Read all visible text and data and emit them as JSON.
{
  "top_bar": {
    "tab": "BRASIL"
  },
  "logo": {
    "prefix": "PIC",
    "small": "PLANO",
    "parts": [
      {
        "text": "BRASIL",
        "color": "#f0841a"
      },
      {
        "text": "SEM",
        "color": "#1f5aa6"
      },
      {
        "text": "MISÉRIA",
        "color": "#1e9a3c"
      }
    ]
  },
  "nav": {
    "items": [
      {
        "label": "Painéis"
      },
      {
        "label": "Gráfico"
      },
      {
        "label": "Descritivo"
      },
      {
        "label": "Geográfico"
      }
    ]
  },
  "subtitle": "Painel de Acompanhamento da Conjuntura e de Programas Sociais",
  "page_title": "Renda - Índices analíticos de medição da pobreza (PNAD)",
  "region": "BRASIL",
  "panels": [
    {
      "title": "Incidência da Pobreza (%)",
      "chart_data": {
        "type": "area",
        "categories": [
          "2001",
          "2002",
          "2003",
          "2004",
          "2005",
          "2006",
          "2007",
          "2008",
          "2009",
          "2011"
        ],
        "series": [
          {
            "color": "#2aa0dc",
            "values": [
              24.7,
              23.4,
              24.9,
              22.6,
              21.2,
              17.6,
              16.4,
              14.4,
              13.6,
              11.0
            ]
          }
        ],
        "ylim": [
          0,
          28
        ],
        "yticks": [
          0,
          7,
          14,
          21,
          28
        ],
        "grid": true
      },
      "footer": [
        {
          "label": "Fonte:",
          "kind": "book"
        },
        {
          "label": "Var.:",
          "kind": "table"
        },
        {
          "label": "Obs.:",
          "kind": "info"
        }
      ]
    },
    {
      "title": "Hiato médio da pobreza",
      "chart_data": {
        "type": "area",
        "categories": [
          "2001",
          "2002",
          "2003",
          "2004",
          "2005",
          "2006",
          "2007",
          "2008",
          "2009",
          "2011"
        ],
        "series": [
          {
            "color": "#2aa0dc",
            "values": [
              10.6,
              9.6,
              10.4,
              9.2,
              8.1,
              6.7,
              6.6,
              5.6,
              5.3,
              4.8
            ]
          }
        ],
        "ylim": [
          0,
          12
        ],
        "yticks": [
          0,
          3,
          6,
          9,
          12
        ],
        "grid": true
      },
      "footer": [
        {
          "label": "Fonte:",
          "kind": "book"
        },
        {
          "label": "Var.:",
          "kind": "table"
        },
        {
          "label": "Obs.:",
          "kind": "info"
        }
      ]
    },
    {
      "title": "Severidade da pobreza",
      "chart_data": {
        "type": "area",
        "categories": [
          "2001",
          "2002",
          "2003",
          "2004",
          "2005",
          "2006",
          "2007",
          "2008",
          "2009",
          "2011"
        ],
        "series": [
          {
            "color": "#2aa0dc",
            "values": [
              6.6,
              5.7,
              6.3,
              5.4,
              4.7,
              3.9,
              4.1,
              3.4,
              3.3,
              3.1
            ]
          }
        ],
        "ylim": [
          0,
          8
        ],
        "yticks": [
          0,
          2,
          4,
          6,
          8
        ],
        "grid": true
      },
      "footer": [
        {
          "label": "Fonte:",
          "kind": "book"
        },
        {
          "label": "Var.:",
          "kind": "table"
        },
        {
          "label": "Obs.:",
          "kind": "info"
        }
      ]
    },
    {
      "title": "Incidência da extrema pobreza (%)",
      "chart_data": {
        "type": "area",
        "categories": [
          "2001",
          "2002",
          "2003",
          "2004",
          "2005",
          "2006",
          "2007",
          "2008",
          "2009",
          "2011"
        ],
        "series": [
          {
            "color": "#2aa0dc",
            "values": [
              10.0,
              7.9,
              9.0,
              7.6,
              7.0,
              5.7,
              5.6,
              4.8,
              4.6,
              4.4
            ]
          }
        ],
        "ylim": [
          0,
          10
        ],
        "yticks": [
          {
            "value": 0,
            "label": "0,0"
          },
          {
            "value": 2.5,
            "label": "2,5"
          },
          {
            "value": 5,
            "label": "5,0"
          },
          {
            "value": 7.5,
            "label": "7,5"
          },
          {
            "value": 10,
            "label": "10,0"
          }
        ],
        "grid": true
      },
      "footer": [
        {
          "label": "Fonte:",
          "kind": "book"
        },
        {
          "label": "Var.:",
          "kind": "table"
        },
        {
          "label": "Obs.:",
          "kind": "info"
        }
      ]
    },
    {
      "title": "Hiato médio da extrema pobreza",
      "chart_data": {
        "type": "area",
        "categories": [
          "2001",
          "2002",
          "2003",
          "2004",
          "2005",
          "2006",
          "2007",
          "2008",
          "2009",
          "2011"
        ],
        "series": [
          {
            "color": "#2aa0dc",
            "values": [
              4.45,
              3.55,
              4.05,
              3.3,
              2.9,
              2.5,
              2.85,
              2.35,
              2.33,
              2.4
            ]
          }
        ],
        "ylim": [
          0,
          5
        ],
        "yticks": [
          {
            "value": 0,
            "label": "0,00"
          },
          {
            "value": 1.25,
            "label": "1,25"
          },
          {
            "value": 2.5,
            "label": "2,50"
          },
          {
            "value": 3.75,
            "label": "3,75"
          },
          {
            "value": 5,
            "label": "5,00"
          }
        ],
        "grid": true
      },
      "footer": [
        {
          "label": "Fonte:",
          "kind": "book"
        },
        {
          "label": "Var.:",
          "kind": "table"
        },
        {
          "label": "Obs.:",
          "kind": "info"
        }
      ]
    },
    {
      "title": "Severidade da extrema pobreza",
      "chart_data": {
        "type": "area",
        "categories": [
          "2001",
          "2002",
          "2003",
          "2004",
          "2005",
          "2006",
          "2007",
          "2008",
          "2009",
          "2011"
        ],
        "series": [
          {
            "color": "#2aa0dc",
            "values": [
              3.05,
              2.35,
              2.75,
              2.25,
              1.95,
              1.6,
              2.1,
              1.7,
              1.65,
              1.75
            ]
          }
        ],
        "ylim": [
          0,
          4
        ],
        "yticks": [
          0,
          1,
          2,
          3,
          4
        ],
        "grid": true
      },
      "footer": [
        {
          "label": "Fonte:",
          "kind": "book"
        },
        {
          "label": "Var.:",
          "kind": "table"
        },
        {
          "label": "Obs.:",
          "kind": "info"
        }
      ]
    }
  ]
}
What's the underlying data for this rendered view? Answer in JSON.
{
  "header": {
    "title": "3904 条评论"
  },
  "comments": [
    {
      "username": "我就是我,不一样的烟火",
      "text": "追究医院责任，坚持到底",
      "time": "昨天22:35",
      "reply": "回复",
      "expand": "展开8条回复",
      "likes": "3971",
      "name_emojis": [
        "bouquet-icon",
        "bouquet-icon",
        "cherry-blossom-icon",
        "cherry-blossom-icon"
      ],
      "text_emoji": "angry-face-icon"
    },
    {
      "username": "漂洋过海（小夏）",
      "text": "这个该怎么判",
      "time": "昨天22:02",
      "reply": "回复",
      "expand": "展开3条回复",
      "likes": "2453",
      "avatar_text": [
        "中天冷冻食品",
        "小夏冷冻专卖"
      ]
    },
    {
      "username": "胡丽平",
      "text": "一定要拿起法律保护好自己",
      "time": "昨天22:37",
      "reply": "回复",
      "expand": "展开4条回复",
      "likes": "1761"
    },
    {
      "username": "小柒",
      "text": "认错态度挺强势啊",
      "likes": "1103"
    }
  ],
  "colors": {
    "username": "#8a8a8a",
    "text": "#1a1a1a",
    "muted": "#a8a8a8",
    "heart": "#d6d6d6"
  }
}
---
Direction:
Look through the data and show every line containing "cherry".

Output of the exercise:
        "cherry-blossom-icon",
        "cherry-blossom-icon"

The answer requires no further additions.